» **To do**
Every line of the material is to be repeated exactly as it stands.

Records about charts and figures
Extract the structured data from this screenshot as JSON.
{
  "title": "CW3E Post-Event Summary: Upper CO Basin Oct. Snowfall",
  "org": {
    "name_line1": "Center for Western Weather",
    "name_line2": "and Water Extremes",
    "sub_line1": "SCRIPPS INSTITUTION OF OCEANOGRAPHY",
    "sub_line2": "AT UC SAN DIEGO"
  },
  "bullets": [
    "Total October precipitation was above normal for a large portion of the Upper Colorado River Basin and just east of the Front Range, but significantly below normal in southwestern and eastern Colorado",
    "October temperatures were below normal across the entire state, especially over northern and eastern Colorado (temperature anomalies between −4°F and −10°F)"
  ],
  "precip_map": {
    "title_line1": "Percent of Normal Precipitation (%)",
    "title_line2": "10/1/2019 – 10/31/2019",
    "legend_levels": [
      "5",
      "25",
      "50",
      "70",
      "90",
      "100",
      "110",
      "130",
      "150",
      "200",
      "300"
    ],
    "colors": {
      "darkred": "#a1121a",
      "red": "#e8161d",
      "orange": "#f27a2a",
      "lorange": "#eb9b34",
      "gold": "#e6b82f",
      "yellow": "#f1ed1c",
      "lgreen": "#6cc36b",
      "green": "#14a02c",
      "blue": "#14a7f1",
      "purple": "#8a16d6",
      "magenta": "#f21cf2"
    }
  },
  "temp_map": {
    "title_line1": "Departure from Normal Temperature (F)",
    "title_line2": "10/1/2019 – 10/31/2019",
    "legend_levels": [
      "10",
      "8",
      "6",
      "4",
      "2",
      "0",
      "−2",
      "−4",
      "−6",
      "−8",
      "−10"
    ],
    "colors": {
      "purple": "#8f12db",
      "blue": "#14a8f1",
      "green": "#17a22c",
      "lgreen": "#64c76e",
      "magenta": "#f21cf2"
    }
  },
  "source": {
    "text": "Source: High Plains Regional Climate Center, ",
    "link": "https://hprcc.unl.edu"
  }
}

» **Response to the exercise**
Extract the structured data from this screenshot as JSON.
{
  "title": "CW3E Post-Event Summary: Upper CO Basin Oct. Snowfall",
  "org": {
    "name_line1": "Center for Western Weather",
    "name_line2": "and Water Extremes",
    "sub_line1": "SCRIPPS INSTITUTION OF OCEANOGRAPHY",
    "sub_line2": "AT UC SAN DIEGO"
  },
  "bullets": [
    "Total October precipitation was above normal for a large portion of the Upper Colorado River Basin and just east of the Front Range, but significantly below normal in southwestern and eastern Colorado",
    "October temperatures were below normal across the entire state, especially over northern and eastern Colorado (temperature anomalies between −4°F and −10°F)"
  ],
  "precip_map": {
    "title_line1": "Percent of Normal Precipitation (%)",
    "title_line2": "10/1/2019 – 10/31/2019",
    "legend_levels": [
      "5",
      "25",
      "50",
      "70",
      "90",
      "100",
      "110",
      "130",
      "150",
      "200",
      "300"
    ],
    "colors": {
      "darkred": "#a1121a",
      "red": "#e8161d",
      "orange": "#f27a2a",
      "lorange": "#eb9b34",
      "gold": "#e6b82f",
      "yellow": "#f1ed1c",
      "lgreen": "#6cc36b",
      "green": "#14a02c",
      "blue": "#14a7f1",
      "purple": "#8a16d6",
      "magenta": "#f21cf2"
    }
  },
  "temp_map": {
    "title_line1": "Departure from Normal Temperature (F)",
    "title_line2": "10/1/2019 – 10/31/2019",
    "legend_levels": [
      "10",
      "8",
      "6",
      "4",
      "2",
      "0",
      "−2",
      "−4",
      "−6",
      "−8",
      "−10"
    ],
    "colors": {
      "purple": "#8f12db",
      "blue": "#14a8f1",
      "green": "#17a22c",
      "lgreen": "#64c76e",
      "magenta": "#f21cf2"
    }
  },
  "source": {
    "text": "Source: High Plains Regional Climate Center, ",
    "link": "https://hprcc.unl.edu"
  }
}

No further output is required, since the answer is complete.